Structured figure records
━━━━━━━━━━━━━━━━

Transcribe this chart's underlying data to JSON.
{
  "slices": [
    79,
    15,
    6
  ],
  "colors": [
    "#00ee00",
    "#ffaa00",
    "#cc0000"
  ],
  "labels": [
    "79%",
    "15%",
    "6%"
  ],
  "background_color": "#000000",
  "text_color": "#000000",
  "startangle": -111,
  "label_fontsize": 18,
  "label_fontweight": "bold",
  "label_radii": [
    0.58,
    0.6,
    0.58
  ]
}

━━━━━━━━━━━━━━━━

_THE TASK:_ Reproduce the full listing exactly.

_EXERCISE OUTPUT:_
Transcribe this chart's underlying data to JSON.
{
  "slices": [
    79,
    15,
    6
  ],
  "colors": [
    "#00ee00",
    "#ffaa00",
    "#cc0000"
  ],
  "labels": [
    "79%",
    "15%",
    "6%"
  ],
  "background_color": "#000000",
  "text_color": "#000000",
  "startangle": -111,
  "label_fontsize": 18,
  "label_fontweight": "bold",
  "label_radii": [
    0.58,
    0.6,
    0.58
  ]
}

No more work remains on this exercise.